Return every line below in which "哈罗CQ火腿社区" appears.

++++++++++++++++++++

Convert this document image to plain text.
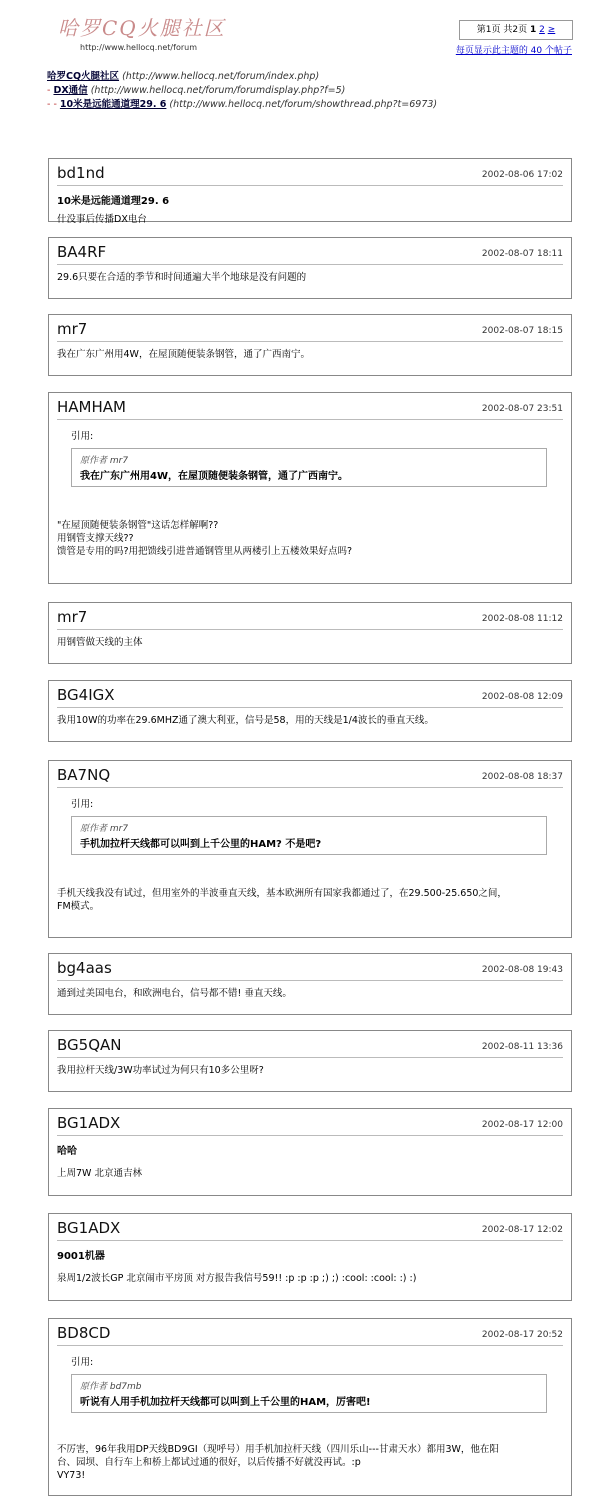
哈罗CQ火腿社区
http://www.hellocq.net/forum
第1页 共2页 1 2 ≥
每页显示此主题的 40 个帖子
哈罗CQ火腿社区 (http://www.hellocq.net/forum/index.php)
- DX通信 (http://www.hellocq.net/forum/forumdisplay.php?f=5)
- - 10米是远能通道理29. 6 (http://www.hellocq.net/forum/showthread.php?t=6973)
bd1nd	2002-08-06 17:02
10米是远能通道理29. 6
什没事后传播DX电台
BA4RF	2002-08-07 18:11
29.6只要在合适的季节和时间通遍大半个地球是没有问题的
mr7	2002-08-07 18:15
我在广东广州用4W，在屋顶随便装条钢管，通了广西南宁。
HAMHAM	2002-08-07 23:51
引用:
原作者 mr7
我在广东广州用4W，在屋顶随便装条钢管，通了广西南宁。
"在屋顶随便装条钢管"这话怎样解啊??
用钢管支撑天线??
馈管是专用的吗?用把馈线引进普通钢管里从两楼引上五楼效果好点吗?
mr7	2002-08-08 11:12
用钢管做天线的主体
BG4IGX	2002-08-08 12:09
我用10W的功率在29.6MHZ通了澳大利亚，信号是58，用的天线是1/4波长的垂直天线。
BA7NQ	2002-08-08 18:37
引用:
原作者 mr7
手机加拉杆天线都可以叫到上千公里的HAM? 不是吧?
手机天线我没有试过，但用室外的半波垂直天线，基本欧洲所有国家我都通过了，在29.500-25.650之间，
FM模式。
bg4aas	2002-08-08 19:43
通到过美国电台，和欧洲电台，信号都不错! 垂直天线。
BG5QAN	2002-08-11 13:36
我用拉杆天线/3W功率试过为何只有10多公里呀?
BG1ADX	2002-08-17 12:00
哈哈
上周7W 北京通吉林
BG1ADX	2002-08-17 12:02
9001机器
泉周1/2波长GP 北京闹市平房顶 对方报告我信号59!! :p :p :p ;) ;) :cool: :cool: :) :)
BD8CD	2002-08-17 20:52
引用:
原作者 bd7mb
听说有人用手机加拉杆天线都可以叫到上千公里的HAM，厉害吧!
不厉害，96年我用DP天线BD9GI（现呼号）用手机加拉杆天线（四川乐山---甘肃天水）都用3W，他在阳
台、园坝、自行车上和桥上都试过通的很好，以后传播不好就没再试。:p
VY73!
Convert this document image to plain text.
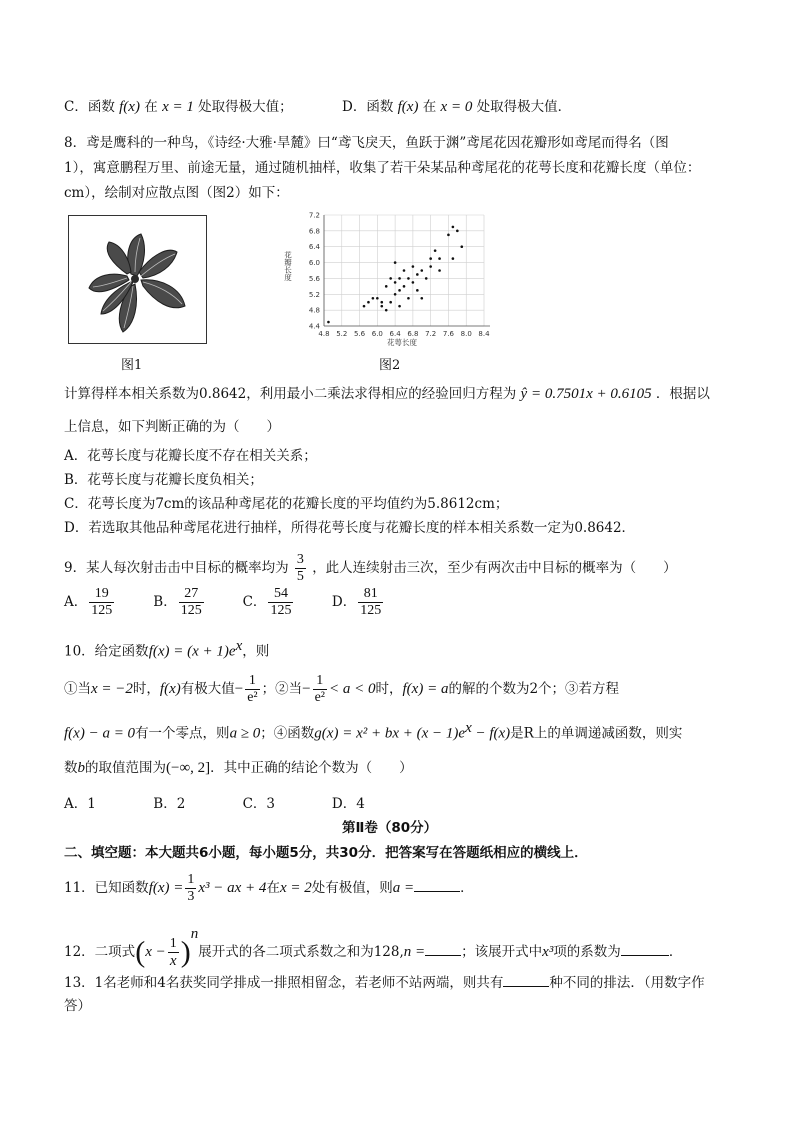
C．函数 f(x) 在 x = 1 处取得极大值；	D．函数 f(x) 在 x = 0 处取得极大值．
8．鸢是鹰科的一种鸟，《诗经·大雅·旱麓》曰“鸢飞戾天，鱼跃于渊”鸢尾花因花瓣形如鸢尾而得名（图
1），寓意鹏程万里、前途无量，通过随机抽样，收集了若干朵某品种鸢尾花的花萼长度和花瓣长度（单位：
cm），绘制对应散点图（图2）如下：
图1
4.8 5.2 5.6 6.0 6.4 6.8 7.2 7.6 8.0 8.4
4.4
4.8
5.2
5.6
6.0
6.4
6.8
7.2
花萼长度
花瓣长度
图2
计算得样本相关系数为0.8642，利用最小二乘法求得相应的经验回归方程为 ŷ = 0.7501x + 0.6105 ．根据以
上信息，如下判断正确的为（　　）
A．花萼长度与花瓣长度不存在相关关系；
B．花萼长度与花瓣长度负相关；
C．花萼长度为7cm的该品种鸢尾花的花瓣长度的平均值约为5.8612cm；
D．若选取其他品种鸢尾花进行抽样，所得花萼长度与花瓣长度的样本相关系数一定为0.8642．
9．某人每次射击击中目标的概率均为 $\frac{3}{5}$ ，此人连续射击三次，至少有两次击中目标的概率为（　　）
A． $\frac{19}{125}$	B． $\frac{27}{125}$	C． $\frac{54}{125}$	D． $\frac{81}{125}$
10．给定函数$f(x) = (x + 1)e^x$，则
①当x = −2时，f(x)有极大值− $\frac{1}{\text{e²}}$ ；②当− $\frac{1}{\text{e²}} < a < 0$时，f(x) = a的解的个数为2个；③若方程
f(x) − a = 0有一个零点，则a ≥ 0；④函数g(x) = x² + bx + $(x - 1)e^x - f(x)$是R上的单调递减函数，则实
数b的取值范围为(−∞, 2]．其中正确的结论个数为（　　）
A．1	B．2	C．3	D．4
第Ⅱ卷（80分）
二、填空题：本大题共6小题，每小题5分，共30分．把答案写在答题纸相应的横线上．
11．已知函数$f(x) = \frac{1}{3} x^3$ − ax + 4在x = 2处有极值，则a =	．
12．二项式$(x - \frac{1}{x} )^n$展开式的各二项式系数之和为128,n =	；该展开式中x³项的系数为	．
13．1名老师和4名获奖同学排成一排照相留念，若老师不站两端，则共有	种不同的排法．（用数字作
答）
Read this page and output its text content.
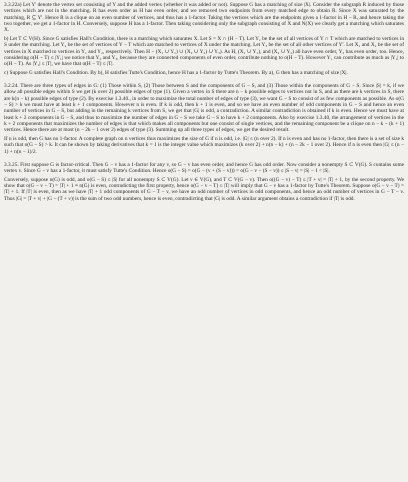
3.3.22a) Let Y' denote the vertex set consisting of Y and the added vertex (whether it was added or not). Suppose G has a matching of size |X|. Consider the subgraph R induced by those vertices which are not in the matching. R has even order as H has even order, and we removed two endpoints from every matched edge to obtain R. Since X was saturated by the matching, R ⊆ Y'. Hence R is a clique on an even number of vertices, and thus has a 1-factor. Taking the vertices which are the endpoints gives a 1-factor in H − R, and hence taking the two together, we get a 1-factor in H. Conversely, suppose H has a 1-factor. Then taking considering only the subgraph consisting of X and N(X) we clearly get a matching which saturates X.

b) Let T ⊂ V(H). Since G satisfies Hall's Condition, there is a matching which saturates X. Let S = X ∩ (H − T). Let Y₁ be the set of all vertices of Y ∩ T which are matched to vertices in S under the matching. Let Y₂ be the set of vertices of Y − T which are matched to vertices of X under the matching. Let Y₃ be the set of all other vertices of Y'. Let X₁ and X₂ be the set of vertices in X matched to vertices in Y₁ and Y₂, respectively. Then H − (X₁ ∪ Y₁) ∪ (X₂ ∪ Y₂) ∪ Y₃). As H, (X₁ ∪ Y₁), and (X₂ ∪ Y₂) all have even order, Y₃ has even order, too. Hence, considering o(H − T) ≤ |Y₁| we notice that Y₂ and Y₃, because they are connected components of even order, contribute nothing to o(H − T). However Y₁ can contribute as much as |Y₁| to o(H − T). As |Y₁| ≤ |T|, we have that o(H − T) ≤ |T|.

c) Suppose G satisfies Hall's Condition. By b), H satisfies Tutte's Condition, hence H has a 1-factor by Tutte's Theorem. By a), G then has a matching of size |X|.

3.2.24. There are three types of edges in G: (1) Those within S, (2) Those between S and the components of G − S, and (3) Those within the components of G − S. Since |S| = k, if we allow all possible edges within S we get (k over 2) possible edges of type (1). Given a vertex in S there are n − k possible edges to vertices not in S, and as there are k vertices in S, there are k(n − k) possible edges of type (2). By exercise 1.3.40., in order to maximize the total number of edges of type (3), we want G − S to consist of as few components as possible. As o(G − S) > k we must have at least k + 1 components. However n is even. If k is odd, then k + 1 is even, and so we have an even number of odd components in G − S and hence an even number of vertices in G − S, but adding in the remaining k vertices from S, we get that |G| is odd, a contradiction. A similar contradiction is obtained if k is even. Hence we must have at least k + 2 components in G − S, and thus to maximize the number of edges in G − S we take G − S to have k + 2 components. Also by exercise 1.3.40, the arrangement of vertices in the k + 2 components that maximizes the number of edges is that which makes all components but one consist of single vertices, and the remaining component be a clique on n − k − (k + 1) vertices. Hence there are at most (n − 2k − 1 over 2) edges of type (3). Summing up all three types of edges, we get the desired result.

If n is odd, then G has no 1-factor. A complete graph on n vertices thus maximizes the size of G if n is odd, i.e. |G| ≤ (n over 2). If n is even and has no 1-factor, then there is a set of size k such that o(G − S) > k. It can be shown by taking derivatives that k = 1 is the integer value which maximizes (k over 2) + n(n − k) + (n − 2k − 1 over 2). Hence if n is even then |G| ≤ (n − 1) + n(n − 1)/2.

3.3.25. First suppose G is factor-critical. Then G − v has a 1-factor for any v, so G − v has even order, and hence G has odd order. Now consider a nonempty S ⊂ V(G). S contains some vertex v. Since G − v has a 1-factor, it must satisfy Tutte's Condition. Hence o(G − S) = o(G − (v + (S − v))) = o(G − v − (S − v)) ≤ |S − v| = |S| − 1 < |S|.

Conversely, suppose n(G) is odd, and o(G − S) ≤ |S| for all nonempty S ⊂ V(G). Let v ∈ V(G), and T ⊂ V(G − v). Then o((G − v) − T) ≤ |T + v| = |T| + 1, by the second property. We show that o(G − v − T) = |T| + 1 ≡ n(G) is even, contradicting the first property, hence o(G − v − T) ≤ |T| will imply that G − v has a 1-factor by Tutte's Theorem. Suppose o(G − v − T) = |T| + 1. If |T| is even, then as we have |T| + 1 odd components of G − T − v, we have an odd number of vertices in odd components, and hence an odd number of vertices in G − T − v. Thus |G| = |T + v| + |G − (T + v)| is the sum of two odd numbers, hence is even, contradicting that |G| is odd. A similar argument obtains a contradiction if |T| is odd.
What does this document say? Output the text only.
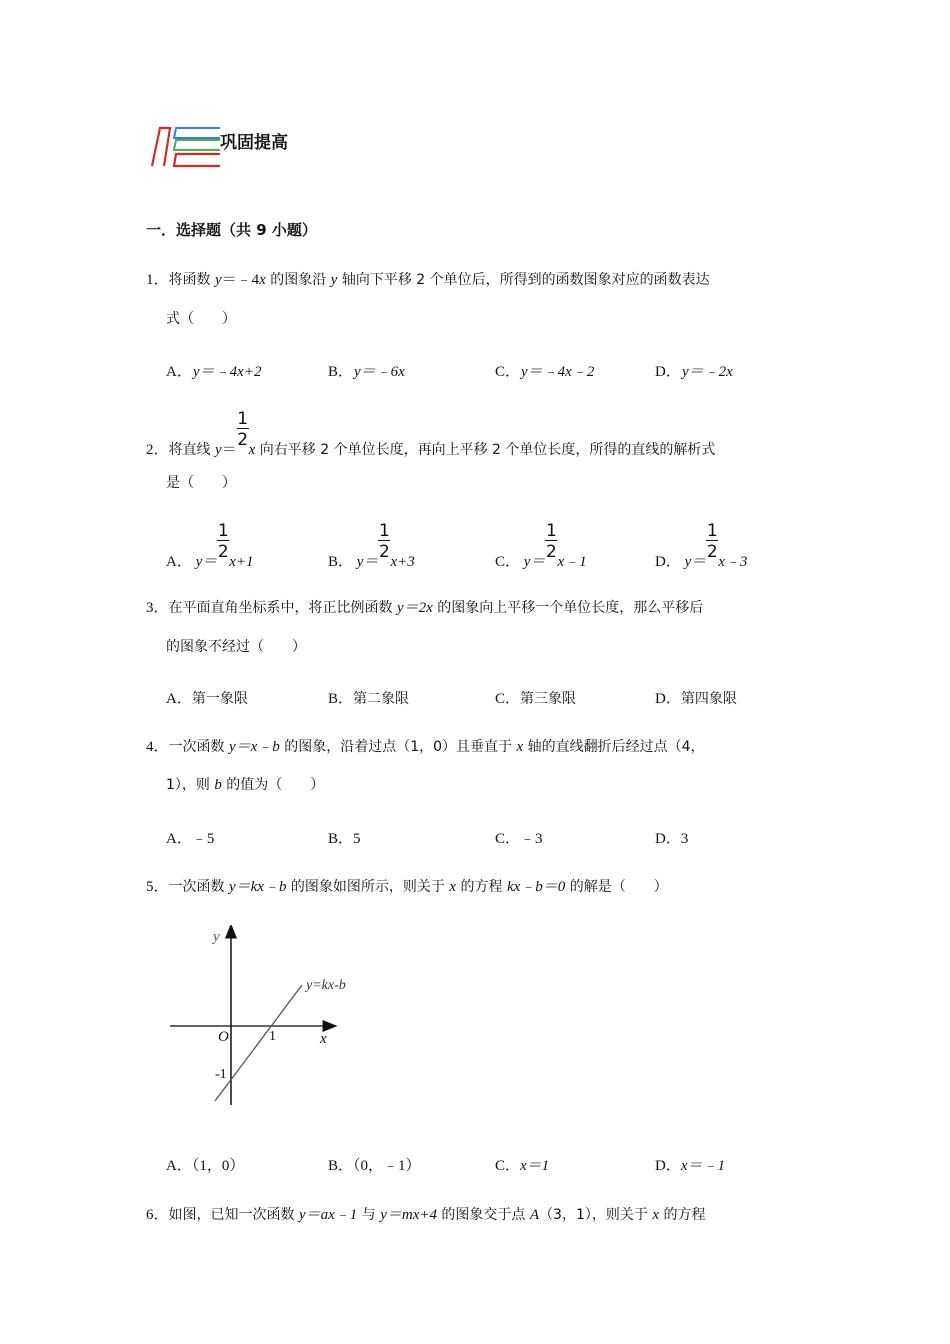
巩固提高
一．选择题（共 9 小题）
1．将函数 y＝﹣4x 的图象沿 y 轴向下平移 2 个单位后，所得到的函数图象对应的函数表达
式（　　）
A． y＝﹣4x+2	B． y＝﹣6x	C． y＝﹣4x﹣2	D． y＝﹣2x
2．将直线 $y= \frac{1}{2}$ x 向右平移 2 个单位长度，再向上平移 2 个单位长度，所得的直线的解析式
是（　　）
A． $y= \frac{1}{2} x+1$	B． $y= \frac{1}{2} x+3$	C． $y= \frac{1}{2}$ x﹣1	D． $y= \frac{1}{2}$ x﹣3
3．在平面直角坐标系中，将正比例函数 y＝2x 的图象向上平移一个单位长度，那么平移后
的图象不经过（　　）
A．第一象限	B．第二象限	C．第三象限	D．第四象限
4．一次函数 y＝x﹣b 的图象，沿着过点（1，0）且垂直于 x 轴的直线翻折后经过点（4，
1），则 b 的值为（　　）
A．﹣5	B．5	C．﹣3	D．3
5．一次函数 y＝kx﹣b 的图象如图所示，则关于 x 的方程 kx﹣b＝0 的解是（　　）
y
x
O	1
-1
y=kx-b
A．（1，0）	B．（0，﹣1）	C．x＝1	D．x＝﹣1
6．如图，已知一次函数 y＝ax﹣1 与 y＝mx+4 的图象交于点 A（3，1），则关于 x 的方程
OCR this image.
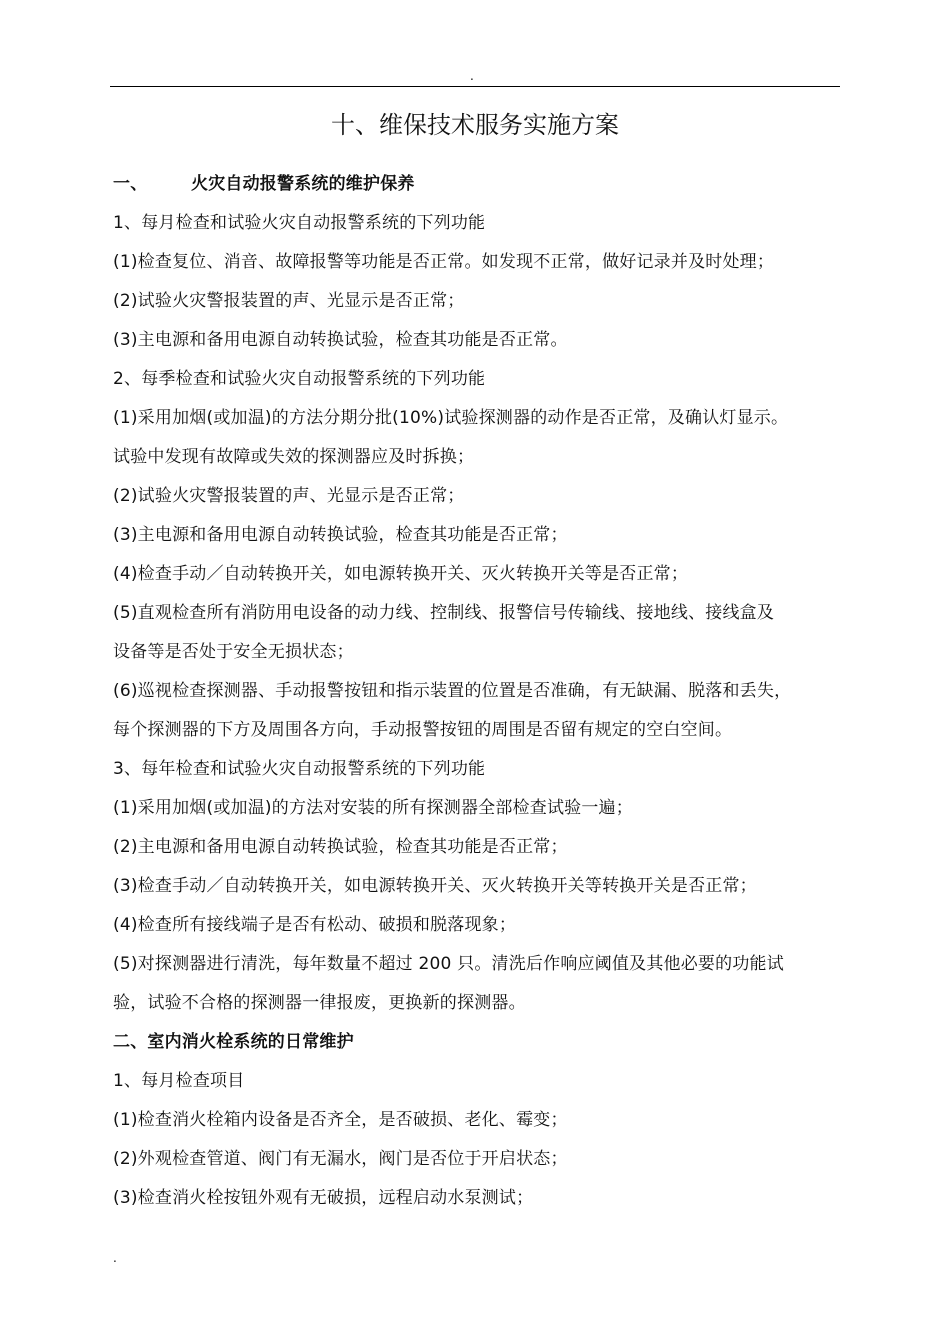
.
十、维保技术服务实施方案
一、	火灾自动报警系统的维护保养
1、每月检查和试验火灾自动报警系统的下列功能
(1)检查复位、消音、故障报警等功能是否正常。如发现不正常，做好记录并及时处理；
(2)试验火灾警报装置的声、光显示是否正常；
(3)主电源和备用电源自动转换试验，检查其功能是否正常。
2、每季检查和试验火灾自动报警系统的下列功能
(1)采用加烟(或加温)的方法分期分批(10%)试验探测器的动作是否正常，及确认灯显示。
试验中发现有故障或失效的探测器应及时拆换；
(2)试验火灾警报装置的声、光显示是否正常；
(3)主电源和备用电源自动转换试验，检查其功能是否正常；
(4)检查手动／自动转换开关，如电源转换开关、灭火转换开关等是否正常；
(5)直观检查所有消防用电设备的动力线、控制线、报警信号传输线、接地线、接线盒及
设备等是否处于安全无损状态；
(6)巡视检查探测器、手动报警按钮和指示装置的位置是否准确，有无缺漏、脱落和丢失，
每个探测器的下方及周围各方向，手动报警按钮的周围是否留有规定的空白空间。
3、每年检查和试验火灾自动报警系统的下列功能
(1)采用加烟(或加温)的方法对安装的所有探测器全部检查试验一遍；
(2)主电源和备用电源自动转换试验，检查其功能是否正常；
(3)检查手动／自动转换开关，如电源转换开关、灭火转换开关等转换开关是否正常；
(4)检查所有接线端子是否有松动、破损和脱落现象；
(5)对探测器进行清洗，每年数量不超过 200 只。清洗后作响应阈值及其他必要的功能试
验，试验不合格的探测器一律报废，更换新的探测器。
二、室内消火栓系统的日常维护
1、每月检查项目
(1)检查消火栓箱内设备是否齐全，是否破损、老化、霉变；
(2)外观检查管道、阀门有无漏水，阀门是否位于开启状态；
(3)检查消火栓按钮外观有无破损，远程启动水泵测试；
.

++++++++++++++++++++

**Exercise answer:**
哈罗CQ火腿社区
哈罗CQ火腿社区 (http://www.hellocq.net/forum/index.php)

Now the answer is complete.